> _Data to use_:
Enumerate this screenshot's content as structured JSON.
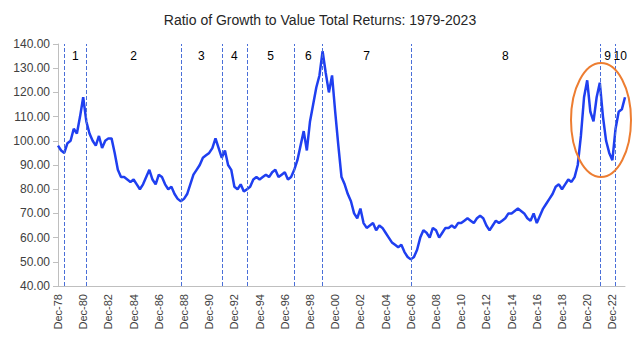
{
  "chart_data": {
    "type": "line",
    "title": "Ratio of Growth to Value Total Returns: 1979-2023",
    "categories": [
      "Dec-78",
      null,
      null,
      null,
      null,
      null,
      null,
      null,
      "Dec-80",
      null,
      null,
      null,
      null,
      null,
      null,
      null,
      "Dec-82",
      null,
      null,
      null,
      null,
      null,
      null,
      null,
      "Dec-84",
      null,
      null,
      null,
      null,
      null,
      null,
      null,
      "Dec-86",
      null,
      null,
      null,
      null,
      null,
      null,
      null,
      "Dec-88",
      null,
      null,
      null,
      null,
      null,
      null,
      null,
      "Dec-90",
      null,
      null,
      null,
      null,
      null,
      null,
      null,
      "Dec-92",
      null,
      null,
      null,
      null,
      null,
      null,
      null,
      "Dec-94",
      null,
      null,
      null,
      null,
      null,
      null,
      null,
      "Dec-96",
      null,
      null,
      null,
      null,
      null,
      null,
      null,
      "Dec-98",
      null,
      null,
      null,
      null,
      null,
      null,
      null,
      "Dec-00",
      null,
      null,
      null,
      null,
      null,
      null,
      null,
      "Dec-02",
      null,
      null,
      null,
      null,
      null,
      null,
      null,
      "Dec-04",
      null,
      null,
      null,
      null,
      null,
      null,
      null,
      "Dec-06",
      null,
      null,
      null,
      null,
      null,
      null,
      null,
      "Dec-08",
      null,
      null,
      null,
      null,
      null,
      null,
      null,
      "Dec-10",
      null,
      null,
      null,
      null,
      null,
      null,
      null,
      "Dec-12",
      null,
      null,
      null,
      null,
      null,
      null,
      null,
      "Dec-14",
      null,
      null,
      null,
      null,
      null,
      null,
      null,
      "Dec-16",
      null,
      null,
      null,
      null,
      null,
      null,
      null,
      "Dec-18",
      null,
      null,
      null,
      null,
      null,
      null,
      null,
      "Dec-20",
      null,
      null,
      null,
      null,
      null,
      null,
      null,
      "Dec-22",
      null,
      null,
      null,
      null
    ],
    "values": [
      98,
      96,
      95,
      99,
      100,
      105,
      103,
      110,
      118,
      108,
      103,
      100,
      98,
      102,
      97,
      100,
      101,
      101,
      95,
      88,
      85,
      85,
      84,
      83,
      84,
      82,
      80,
      82,
      85,
      88,
      84,
      82,
      86,
      85,
      82,
      80,
      81,
      78,
      76,
      75,
      76,
      78,
      82,
      86,
      88,
      90,
      93,
      94,
      95,
      97,
      101,
      97,
      93,
      96,
      90,
      88,
      81,
      80,
      82,
      79,
      80,
      81,
      84,
      85,
      84,
      85,
      86,
      85,
      87,
      88,
      85,
      86,
      87,
      84,
      85,
      88,
      92,
      98,
      104,
      96,
      108,
      115,
      122,
      127,
      137,
      128,
      120,
      127,
      112,
      98,
      85,
      82,
      78,
      75,
      70,
      68,
      72,
      66,
      64,
      65,
      66,
      63,
      65,
      64,
      62,
      60,
      58,
      57,
      56,
      57,
      54,
      52,
      51,
      52,
      55,
      60,
      63,
      62,
      60,
      64,
      63,
      60,
      62,
      64,
      64,
      65,
      64,
      66,
      66,
      67,
      68,
      67,
      66,
      68,
      69,
      68,
      65,
      63,
      65,
      67,
      66,
      67,
      68,
      70,
      70,
      71,
      72,
      71,
      70,
      68,
      67,
      70,
      66,
      69,
      72,
      74,
      76,
      78,
      81,
      82,
      80,
      82,
      84,
      83,
      85,
      90,
      102,
      118,
      125,
      112,
      108,
      118,
      124,
      110,
      100,
      95,
      92,
      105,
      112,
      113,
      118
    ],
    "color": "#1f3ff0",
    "periods": [
      {
        "label": "1",
        "start": 2,
        "end": 9
      },
      {
        "label": "2",
        "start": 9,
        "end": 39
      },
      {
        "label": "3",
        "start": 39,
        "end": 52
      },
      {
        "label": "4",
        "start": 52,
        "end": 60
      },
      {
        "label": "5",
        "start": 60,
        "end": 75
      },
      {
        "label": "6",
        "start": 75,
        "end": 84
      },
      {
        "label": "7",
        "start": 84,
        "end": 112
      },
      {
        "label": "8",
        "start": 112,
        "end": 172
      },
      {
        "label": "9",
        "start": 172,
        "end": 177
      },
      {
        "label": "10",
        "start": 177,
        "end": 180
      }
    ],
    "ylim": [
      40,
      140
    ],
    "yticks": [
      {
        "value": 40,
        "label": "40.00"
      },
      {
        "value": 50,
        "label": "50.00"
      },
      {
        "value": 60,
        "label": "60.00"
      },
      {
        "value": 70,
        "label": "70.00"
      },
      {
        "value": 80,
        "label": "80.00"
      },
      {
        "value": 90,
        "label": "90.00"
      },
      {
        "value": 100,
        "label": "100.00"
      },
      {
        "value": 110,
        "label": "110.00"
      },
      {
        "value": 120,
        "label": "120.00"
      },
      {
        "value": 130,
        "label": "130.00"
      },
      {
        "value": 140,
        "label": "140.00"
      }
    ],
    "grid": false
  }
}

> _Task objective_: Return all lines of the material above in which the word "start" occurs.

> _Complete answer_:
        "start": 2,
        "start": 9,
        "start": 39,
        "start": 52,
        "start": 60,
        "start": 75,
        "start": 84,
        "start": 112,
        "start": 172,
        "start": 177,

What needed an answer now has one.